### THE TASK
Turn every row below into a JSON list of strings, one string per line, with blank lines left out.

### PROVIDED DATA
— Start —
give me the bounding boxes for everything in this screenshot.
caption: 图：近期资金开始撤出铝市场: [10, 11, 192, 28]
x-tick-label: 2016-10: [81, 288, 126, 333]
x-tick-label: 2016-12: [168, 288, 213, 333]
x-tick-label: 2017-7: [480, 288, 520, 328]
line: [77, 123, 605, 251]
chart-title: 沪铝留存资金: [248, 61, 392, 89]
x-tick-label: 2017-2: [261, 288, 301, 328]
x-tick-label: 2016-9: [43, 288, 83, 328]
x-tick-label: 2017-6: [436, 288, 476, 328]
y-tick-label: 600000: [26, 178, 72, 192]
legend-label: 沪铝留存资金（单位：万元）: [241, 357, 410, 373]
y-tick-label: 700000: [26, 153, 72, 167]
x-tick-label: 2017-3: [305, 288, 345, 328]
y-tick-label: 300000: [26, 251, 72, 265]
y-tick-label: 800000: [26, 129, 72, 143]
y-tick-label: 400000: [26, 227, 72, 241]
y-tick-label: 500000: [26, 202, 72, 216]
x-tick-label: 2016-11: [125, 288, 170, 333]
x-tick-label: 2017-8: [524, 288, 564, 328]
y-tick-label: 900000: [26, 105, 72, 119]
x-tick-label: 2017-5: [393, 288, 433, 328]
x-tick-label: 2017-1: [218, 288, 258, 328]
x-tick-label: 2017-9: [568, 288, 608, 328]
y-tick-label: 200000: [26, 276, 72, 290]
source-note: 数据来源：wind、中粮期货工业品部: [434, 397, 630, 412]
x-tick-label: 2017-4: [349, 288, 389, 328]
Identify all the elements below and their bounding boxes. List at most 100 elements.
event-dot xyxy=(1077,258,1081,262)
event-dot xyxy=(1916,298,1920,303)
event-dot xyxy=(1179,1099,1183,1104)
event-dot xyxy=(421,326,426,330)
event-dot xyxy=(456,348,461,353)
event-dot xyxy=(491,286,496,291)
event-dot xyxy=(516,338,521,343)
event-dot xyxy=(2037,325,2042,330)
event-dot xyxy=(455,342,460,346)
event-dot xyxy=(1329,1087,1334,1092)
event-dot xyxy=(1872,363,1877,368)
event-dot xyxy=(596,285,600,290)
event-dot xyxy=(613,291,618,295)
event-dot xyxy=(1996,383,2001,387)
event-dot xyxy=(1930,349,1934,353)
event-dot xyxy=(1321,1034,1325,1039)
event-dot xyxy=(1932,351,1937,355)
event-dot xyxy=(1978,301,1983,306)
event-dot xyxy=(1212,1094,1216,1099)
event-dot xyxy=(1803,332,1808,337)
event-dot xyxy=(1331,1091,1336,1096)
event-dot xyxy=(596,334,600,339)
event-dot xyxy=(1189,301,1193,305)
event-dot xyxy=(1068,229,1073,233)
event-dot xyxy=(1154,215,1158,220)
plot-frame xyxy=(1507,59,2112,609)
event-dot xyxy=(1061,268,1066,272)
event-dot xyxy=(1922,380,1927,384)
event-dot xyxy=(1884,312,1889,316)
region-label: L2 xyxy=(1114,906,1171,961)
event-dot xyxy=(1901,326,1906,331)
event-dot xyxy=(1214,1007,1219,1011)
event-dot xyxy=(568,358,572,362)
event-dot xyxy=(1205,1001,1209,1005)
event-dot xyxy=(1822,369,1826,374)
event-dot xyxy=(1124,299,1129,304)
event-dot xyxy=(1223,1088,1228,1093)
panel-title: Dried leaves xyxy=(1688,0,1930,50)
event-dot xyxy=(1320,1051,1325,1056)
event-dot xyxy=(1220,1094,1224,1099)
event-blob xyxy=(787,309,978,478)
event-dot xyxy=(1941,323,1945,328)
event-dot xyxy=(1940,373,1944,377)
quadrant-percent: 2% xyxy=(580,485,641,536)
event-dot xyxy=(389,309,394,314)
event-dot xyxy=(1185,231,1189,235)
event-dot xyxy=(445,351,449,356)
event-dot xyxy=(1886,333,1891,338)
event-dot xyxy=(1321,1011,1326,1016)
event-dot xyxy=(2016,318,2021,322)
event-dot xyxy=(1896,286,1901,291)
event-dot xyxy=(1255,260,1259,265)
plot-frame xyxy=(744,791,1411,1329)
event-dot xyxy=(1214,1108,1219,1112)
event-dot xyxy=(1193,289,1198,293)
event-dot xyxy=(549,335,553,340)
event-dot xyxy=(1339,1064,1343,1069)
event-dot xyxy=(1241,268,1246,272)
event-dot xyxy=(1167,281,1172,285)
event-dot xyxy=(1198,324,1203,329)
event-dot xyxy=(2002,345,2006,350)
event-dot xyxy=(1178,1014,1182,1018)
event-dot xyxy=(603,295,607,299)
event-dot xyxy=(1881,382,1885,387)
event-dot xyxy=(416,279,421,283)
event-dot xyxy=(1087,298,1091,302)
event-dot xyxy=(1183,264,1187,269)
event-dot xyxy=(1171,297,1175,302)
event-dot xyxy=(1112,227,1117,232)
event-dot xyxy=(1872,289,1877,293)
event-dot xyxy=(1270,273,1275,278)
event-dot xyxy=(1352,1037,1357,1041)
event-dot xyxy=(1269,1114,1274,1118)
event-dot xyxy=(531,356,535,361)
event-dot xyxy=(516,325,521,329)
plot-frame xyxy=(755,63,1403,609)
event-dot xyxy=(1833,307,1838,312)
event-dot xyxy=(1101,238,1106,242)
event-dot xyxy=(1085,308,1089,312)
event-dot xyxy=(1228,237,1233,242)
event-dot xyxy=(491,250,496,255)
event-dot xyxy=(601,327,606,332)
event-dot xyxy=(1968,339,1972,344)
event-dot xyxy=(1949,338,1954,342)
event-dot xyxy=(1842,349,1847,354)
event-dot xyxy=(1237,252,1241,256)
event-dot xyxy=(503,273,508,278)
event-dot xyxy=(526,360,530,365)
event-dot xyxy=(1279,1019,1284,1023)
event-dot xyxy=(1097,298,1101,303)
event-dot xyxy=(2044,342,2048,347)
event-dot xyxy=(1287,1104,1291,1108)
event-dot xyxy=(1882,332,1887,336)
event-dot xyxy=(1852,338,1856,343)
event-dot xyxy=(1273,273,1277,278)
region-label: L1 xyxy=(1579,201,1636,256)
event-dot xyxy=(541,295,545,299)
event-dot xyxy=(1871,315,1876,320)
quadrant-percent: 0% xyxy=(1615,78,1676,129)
— End —
### RESULT FOR THIS TASK
[
  "give me the bounding boxes for everything in this screenshot.",
  "caption: 图：近期资金开始撤出铝市场: [10, 11, 192, 28]",
  "x-tick-label: 2016-10: [81, 288, 126, 333]",
  "x-tick-label: 2016-12: [168, 288, 213, 333]",
  "x-tick-label: 2017-7: [480, 288, 520, 328]",
  "line: [77, 123, 605, 251]",
  "chart-title: 沪铝留存资金: [248, 61, 392, 89]",
  "x-tick-label: 2017-2: [261, 288, 301, 328]",
  "x-tick-label: 2016-9: [43, 288, 83, 328]",
  "x-tick-label: 2017-6: [436, 288, 476, 328]",
  "y-tick-label: 600000: [26, 178, 72, 192]",
  "legend-label: 沪铝留存资金（单位：万元）: [241, 357, 410, 373]",
  "y-tick-label: 700000: [26, 153, 72, 167]",
  "x-tick-label: 2017-3: [305, 288, 345, 328]",
  "y-tick-label: 300000: [26, 251, 72, 265]",
  "y-tick-label: 800000: [26, 129, 72, 143]",
  "y-tick-label: 400000: [26, 227, 72, 241]",
  "y-tick-label: 500000: [26, 202, 72, 216]",
  "x-tick-label: 2016-11: [125, 288, 170, 333]",
  "x-tick-label: 2017-8: [524, 288, 564, 328]",
  "y-tick-label: 900000: [26, 105, 72, 119]",
  "x-tick-label: 2017-5: [393, 288, 433, 328]",
  "x-tick-label: 2017-1: [218, 288, 258, 328]",
  "x-tick-label: 2017-9: [568, 288, 608, 328]",
  "y-tick-label: 200000: [26, 276, 72, 290]",
  "source-note: 数据来源：wind、中粮期货工业品部: [434, 397, 630, 412]",
  "x-tick-label: 2017-4: [349, 288, 389, 328]",
  "Identify all the elements below and their bounding boxes. List at most 100 elements.",
  "event-dot xyxy=(1077,258,1081,262)",
  "event-dot xyxy=(1916,298,1920,303)",
  "event-dot xyxy=(1179,1099,1183,1104)",
  "event-dot xyxy=(421,326,426,330)",
  "event-dot xyxy=(456,348,461,353)",
  "event-dot xyxy=(491,286,496,291)",
  "event-dot xyxy=(516,338,521,343)",
  "event-dot xyxy=(2037,325,2042,330)",
  "event-dot xyxy=(455,342,460,346)",
  "event-dot xyxy=(1329,1087,1334,1092)",
  "event-dot xyxy=(1872,363,1877,368)",
  "event-dot xyxy=(596,285,600,290)",
  "event-dot xyxy=(613,291,618,295)",
  "event-dot xyxy=(1996,383,2001,387)",
  "event-dot xyxy=(1930,349,1934,353)",
  "event-dot xyxy=(1321,1034,1325,1039)",
  "event-dot xyxy=(1932,351,1937,355)",
  "event-dot xyxy=(1978,301,1983,306)",
  "event-dot xyxy=(1212,1094,1216,1099)",
  "event-dot xyxy=(1803,332,1808,337)",
  "event-dot xyxy=(1331,1091,1336,1096)",
  "event-dot xyxy=(596,334,600,339)",
  "event-dot xyxy=(1189,301,1193,305)",
  "event-dot xyxy=(1068,229,1073,233)",
  "event-dot xyxy=(1154,215,1158,220)",
  "plot-frame xyxy=(1507,59,2112,609)",
  "event-dot xyxy=(1061,268,1066,272)",
  "event-dot xyxy=(1922,380,1927,384)",
  "event-dot xyxy=(1884,312,1889,316)",
  "region-label: L2 xyxy=(1114,906,1171,961)",
  "event-dot xyxy=(1901,326,1906,331)",
  "event-dot xyxy=(1214,1007,1219,1011)",
  "event-dot xyxy=(568,358,572,362)",
  "event-dot xyxy=(1205,1001,1209,1005)",
  "event-dot xyxy=(1822,369,1826,374)",
  "event-dot xyxy=(1124,299,1129,304)",
  "event-dot xyxy=(1223,1088,1228,1093)",
  "panel-title: Dried leaves xyxy=(1688,0,1930,50)",
  "event-dot xyxy=(1320,1051,1325,1056)",
  "event-dot xyxy=(1220,1094,1224,1099)",
  "event-blob xyxy=(787,309,978,478)",
  "event-dot xyxy=(1941,323,1945,328)",
  "event-dot xyxy=(1940,373,1944,377)",
  "quadrant-percent: 2% xyxy=(580,485,641,536)",
  "event-dot xyxy=(389,309,394,314)",
  "event-dot xyxy=(1185,231,1189,235)",
  "event-dot xyxy=(445,351,449,356)",
  "event-dot xyxy=(1886,333,1891,338)",
  "event-dot xyxy=(1321,1011,1326,1016)",
  "event-dot xyxy=(2016,318,2021,322)",
  "event-dot xyxy=(1896,286,1901,291)",
  "event-dot xyxy=(1255,260,1259,265)",
  "plot-frame xyxy=(744,791,1411,1329)",
  "event-dot xyxy=(1214,1108,1219,1112)",
  "event-dot xyxy=(1193,289,1198,293)",
  "event-dot xyxy=(549,335,553,340)",
  "event-dot xyxy=(1339,1064,1343,1069)",
  "event-dot xyxy=(1241,268,1246,272)",
  "event-dot xyxy=(1167,281,1172,285)",
  "event-dot xyxy=(1198,324,1203,329)",
  "event-dot xyxy=(2002,345,2006,350)",
  "event-dot xyxy=(1178,1014,1182,1018)",
  "event-dot xyxy=(603,295,607,299)",
  "event-dot xyxy=(1881,382,1885,387)",
  "event-dot xyxy=(416,279,421,283)",
  "event-dot xyxy=(1087,298,1091,302)",
  "event-dot xyxy=(1183,264,1187,269)",
  "event-dot xyxy=(1171,297,1175,302)",
  "event-dot xyxy=(1112,227,1117,232)",
  "event-dot xyxy=(1872,289,1877,293)",
  "event-dot xyxy=(1270,273,1275,278)",
  "event-dot xyxy=(1352,1037,1357,1041)",
  "event-dot xyxy=(1269,1114,1274,1118)",
  "event-dot xyxy=(531,356,535,361)",
  "event-dot xyxy=(516,325,521,329)",
  "plot-frame xyxy=(755,63,1403,609)",
  "event-dot xyxy=(1833,307,1838,312)",
  "event-dot xyxy=(1101,238,1106,242)",
  "event-dot xyxy=(1085,308,1089,312)",
  "event-dot xyxy=(1228,237,1233,242)",
  "event-dot xyxy=(491,250,496,255)",
  "event-dot xyxy=(601,327,606,332)",
  "event-dot xyxy=(1968,339,1972,344)",
  "event-dot xyxy=(1949,338,1954,342)",
  "event-dot xyxy=(1842,349,1847,354)",
  "event-dot xyxy=(1237,252,1241,256)",
  "event-dot xyxy=(503,273,508,278)",
  "event-dot xyxy=(526,360,530,365)",
  "event-dot xyxy=(1279,1019,1284,1023)",
  "event-dot xyxy=(1097,298,1101,303)",
  "event-dot xyxy=(2044,342,2048,347)",
  "event-dot xyxy=(1287,1104,1291,1108)",
  "event-dot xyxy=(1882,332,1887,336)",
  "event-dot xyxy=(1852,338,1856,343)",
  "event-dot xyxy=(1273,273,1277,278)",
  "region-label: L1 xyxy=(1579,201,1636,256)",
  "event-dot xyxy=(541,295,545,299)",
  "event-dot xyxy=(1871,315,1876,320)",
  "quadrant-percent: 0% xyxy=(1615,78,1676,129)"
]